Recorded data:
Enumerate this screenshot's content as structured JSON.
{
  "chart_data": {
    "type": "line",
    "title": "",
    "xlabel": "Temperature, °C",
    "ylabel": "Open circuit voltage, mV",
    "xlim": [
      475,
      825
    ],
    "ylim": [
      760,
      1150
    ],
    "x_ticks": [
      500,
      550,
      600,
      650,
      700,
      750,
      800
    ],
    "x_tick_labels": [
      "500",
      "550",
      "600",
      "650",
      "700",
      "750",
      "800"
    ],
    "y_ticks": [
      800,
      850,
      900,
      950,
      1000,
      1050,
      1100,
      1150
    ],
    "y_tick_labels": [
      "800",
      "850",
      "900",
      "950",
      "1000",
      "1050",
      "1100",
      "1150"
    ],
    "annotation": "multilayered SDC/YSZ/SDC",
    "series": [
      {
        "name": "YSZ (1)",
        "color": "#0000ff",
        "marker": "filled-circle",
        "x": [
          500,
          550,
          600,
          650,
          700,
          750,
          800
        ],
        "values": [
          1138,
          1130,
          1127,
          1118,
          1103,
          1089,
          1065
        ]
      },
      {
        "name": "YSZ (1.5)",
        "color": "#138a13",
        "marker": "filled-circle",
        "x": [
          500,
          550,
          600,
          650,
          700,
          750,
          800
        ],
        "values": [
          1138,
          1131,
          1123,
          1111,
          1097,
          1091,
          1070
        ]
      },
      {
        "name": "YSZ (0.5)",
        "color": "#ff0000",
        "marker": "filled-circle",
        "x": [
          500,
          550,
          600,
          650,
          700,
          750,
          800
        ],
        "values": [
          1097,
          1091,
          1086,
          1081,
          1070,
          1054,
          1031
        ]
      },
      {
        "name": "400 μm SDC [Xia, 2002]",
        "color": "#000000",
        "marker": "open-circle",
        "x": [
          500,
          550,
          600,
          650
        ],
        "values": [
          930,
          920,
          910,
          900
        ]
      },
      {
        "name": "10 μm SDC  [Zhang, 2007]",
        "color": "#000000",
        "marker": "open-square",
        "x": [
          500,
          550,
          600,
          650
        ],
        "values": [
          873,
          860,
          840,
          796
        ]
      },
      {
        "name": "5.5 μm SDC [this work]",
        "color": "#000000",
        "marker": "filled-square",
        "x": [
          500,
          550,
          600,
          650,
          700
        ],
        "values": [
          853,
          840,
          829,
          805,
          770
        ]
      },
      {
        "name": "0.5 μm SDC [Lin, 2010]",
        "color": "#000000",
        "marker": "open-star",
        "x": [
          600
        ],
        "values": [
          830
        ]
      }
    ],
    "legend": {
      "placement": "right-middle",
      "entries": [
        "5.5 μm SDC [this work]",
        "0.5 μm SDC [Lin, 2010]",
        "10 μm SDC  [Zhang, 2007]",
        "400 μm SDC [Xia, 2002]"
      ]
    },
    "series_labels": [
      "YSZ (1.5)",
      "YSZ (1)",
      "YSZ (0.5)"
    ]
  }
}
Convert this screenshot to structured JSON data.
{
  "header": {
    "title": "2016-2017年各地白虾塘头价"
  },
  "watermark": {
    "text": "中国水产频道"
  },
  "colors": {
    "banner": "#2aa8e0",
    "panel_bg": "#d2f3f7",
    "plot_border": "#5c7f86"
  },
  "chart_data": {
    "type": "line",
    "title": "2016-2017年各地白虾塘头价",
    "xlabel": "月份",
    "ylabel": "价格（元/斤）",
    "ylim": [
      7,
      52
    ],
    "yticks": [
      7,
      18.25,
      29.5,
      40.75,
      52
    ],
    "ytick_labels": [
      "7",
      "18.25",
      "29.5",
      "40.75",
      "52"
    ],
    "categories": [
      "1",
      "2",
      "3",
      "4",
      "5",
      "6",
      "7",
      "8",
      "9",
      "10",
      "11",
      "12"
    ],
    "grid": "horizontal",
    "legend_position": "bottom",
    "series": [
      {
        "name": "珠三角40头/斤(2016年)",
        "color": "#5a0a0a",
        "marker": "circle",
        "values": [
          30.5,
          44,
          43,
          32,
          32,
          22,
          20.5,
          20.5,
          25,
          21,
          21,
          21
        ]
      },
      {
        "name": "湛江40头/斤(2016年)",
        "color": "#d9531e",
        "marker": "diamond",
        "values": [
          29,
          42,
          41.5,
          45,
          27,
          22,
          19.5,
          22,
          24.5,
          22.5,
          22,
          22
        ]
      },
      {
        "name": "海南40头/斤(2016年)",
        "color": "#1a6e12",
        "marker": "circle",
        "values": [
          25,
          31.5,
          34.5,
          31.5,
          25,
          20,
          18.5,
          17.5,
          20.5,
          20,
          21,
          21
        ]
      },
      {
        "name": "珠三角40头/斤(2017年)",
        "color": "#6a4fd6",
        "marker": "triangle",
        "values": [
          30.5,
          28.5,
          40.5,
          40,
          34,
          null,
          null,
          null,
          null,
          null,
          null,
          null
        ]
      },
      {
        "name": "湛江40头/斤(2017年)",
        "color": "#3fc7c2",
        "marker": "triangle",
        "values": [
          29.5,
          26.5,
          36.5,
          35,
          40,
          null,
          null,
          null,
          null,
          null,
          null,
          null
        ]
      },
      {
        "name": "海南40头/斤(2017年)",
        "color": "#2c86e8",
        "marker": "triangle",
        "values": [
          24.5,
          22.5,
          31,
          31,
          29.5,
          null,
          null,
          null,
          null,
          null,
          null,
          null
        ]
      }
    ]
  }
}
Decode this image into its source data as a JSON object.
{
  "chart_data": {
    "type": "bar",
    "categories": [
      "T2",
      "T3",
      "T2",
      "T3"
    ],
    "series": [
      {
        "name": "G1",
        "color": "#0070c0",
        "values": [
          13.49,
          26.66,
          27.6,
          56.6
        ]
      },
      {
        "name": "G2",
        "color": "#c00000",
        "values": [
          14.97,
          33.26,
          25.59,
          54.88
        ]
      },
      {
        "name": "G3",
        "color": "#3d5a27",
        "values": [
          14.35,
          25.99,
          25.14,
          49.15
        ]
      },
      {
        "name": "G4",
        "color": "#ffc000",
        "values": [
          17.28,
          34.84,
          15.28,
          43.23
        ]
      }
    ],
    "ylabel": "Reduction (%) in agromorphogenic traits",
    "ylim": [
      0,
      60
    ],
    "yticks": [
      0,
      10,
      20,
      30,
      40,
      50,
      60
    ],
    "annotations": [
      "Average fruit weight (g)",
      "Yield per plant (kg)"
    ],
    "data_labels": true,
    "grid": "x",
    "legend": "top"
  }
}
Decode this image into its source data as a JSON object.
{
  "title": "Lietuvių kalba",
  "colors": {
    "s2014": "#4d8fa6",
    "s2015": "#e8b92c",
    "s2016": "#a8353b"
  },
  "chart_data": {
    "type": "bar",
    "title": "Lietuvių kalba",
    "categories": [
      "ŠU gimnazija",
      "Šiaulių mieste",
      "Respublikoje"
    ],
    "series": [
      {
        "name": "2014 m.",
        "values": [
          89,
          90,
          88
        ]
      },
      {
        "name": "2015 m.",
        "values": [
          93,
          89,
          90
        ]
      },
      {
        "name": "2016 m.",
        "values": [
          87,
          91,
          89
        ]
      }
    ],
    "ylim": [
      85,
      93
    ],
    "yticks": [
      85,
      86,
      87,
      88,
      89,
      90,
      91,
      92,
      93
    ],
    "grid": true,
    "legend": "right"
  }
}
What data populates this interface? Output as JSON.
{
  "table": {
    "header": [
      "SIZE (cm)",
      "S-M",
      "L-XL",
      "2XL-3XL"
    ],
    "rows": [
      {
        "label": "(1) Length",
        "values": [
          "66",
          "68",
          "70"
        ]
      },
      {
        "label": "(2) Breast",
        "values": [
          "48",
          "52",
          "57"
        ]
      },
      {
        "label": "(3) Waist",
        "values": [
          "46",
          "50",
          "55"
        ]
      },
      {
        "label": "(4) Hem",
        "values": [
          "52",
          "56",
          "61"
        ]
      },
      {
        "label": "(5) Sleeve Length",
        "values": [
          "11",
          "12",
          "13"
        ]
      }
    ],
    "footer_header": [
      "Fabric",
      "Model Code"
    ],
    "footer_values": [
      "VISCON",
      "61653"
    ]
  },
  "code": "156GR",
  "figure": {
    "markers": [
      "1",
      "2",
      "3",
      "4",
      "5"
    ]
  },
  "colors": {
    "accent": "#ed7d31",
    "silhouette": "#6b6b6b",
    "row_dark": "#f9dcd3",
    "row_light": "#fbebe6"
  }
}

[SHORT TASK]
Choose all lines containing the string "Length" and copy them out.

[EXERCISE RESPONSE]
        "label": "(1) Length",
        "label": "(5) Sleeve Length",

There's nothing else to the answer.